(Entries from a dataset)
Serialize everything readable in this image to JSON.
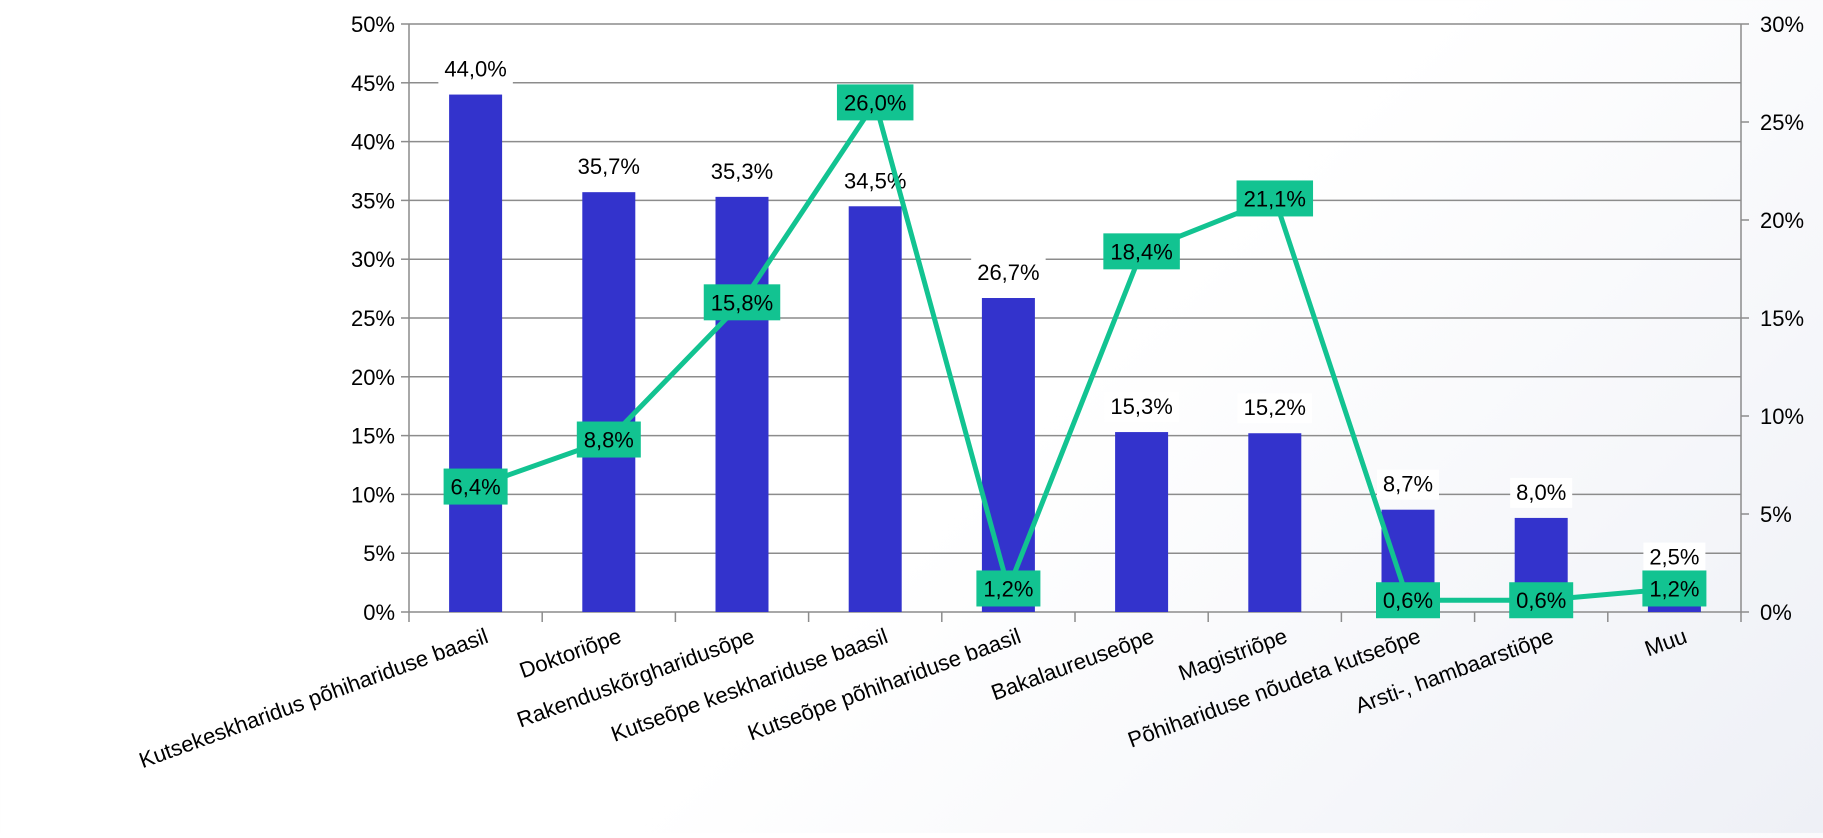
{
  "chart_data": {
    "type": "bar",
    "categories": [
      "Kutsekeskharidus põhihariduse baasil",
      "Doktoriõpe",
      "Rakenduskõrgharidusõpe",
      "Kutseõpe keskhariduse baasil",
      "Kutseõpe põhihariduse baasil",
      "Bakalaureuseõpe",
      "Magistriõpe",
      "Põhihariduse nõudeta kutseõpe",
      "Arsti-, hambaarstiõpe",
      "Muu"
    ],
    "series": [
      {
        "type": "bar",
        "axis": "left",
        "values": [
          44.0,
          35.7,
          35.3,
          34.5,
          26.7,
          15.3,
          15.2,
          8.7,
          8.0,
          2.5
        ],
        "labels": [
          "44,0%",
          "35,7%",
          "35,3%",
          "34,5%",
          "26,7%",
          "15,3%",
          "15,2%",
          "8,7%",
          "8,0%",
          "2,5%"
        ],
        "color": "#3333cc"
      },
      {
        "type": "line",
        "axis": "right",
        "values": [
          6.4,
          8.8,
          15.8,
          26.0,
          1.2,
          18.4,
          21.1,
          0.6,
          0.6,
          1.2
        ],
        "labels": [
          "6,4%",
          "8,8%",
          "15,8%",
          "26,0%",
          "1,2%",
          "18,4%",
          "21,1%",
          "0,6%",
          "0,6%",
          "1,2%"
        ],
        "color": "#12c391"
      }
    ],
    "y_left": {
      "range": [
        0,
        50
      ],
      "ticks": [
        "0%",
        "5%",
        "10%",
        "15%",
        "20%",
        "25%",
        "30%",
        "35%",
        "40%",
        "45%",
        "50%"
      ]
    },
    "y_right": {
      "range": [
        0,
        30
      ],
      "ticks": [
        "0%",
        "5%",
        "10%",
        "15%",
        "20%",
        "25%",
        "30%"
      ]
    },
    "grid": true,
    "legend": "none",
    "colors": {
      "grid": "#8c8c8c",
      "axis": "#8c8c8c",
      "text": "#000000"
    }
  }
}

=== OBJECTIVE ===
Your copy of the data above should match it exactly, except that pictures are left out.

=== REPLY ===
Serialize everything readable in this image to JSON.
{
  "chart_data": {
    "type": "bar",
    "categories": [
      "Kutsekeskharidus põhihariduse baasil",
      "Doktoriõpe",
      "Rakenduskõrgharidusõpe",
      "Kutseõpe keskhariduse baasil",
      "Kutseõpe põhihariduse baasil",
      "Bakalaureuseõpe",
      "Magistriõpe",
      "Põhihariduse nõudeta kutseõpe",
      "Arsti-, hambaarstiõpe",
      "Muu"
    ],
    "series": [
      {
        "type": "bar",
        "axis": "left",
        "values": [
          44.0,
          35.7,
          35.3,
          34.5,
          26.7,
          15.3,
          15.2,
          8.7,
          8.0,
          2.5
        ],
        "labels": [
          "44,0%",
          "35,7%",
          "35,3%",
          "34,5%",
          "26,7%",
          "15,3%",
          "15,2%",
          "8,7%",
          "8,0%",
          "2,5%"
        ],
        "color": "#3333cc"
      },
      {
        "type": "line",
        "axis": "right",
        "values": [
          6.4,
          8.8,
          15.8,
          26.0,
          1.2,
          18.4,
          21.1,
          0.6,
          0.6,
          1.2
        ],
        "labels": [
          "6,4%",
          "8,8%",
          "15,8%",
          "26,0%",
          "1,2%",
          "18,4%",
          "21,1%",
          "0,6%",
          "0,6%",
          "1,2%"
        ],
        "color": "#12c391"
      }
    ],
    "y_left": {
      "range": [
        0,
        50
      ],
      "ticks": [
        "0%",
        "5%",
        "10%",
        "15%",
        "20%",
        "25%",
        "30%",
        "35%",
        "40%",
        "45%",
        "50%"
      ]
    },
    "y_right": {
      "range": [
        0,
        30
      ],
      "ticks": [
        "0%",
        "5%",
        "10%",
        "15%",
        "20%",
        "25%",
        "30%"
      ]
    },
    "grid": true,
    "legend": "none",
    "colors": {
      "grid": "#8c8c8c",
      "axis": "#8c8c8c",
      "text": "#000000"
    }
  }
}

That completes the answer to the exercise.